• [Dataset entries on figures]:
* * * * * * * * *

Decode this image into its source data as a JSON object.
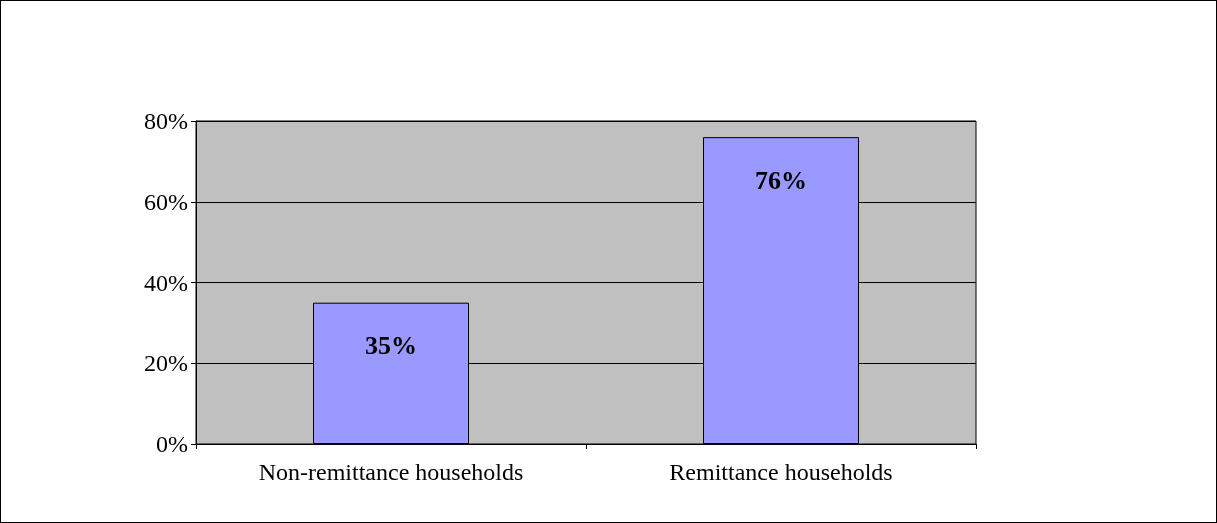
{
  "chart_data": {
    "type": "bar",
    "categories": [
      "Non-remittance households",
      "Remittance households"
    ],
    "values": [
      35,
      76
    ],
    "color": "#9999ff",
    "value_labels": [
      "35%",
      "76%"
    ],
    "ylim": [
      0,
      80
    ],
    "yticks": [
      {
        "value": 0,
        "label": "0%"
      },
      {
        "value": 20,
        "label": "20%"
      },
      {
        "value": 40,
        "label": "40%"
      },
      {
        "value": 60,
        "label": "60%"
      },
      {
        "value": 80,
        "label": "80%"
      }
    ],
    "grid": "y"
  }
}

* * * * * * * * *

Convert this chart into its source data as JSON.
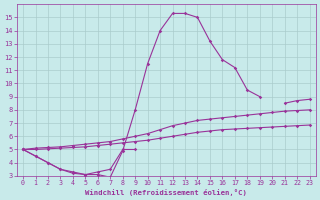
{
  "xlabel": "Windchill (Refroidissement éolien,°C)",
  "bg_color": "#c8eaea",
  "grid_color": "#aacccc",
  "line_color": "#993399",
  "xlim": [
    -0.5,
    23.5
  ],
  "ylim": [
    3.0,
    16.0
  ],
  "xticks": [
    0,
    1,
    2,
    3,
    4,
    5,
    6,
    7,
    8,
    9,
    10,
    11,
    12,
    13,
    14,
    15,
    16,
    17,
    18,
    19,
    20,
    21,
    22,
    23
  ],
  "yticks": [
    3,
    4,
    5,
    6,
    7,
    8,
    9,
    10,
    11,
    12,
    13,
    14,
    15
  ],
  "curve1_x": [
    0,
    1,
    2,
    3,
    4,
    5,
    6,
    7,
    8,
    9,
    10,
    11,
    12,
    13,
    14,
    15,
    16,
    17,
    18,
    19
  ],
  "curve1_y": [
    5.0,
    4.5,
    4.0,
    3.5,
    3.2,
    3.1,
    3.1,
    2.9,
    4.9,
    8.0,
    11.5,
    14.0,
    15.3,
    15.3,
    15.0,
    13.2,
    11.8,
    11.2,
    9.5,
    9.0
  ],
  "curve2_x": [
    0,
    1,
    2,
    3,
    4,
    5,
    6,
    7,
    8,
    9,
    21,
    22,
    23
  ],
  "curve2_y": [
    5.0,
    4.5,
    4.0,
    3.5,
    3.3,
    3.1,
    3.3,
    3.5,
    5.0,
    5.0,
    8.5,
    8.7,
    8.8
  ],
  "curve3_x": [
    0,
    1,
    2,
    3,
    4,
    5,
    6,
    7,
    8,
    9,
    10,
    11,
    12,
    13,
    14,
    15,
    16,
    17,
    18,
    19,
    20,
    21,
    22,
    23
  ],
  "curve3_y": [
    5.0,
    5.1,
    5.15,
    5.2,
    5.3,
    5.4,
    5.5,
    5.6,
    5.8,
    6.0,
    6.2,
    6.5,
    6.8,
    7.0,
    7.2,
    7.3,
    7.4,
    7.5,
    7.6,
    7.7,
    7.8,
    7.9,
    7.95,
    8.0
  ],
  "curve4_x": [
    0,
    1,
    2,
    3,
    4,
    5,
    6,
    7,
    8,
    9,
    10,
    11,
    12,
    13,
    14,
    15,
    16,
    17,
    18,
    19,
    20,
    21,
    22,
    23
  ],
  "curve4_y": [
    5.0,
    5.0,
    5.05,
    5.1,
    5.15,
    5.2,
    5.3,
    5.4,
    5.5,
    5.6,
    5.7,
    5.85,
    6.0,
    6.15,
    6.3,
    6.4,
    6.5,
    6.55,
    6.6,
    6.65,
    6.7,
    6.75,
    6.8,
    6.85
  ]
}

* * * * * * * * *

State the number of lines that contain the string "households", with no other words.

2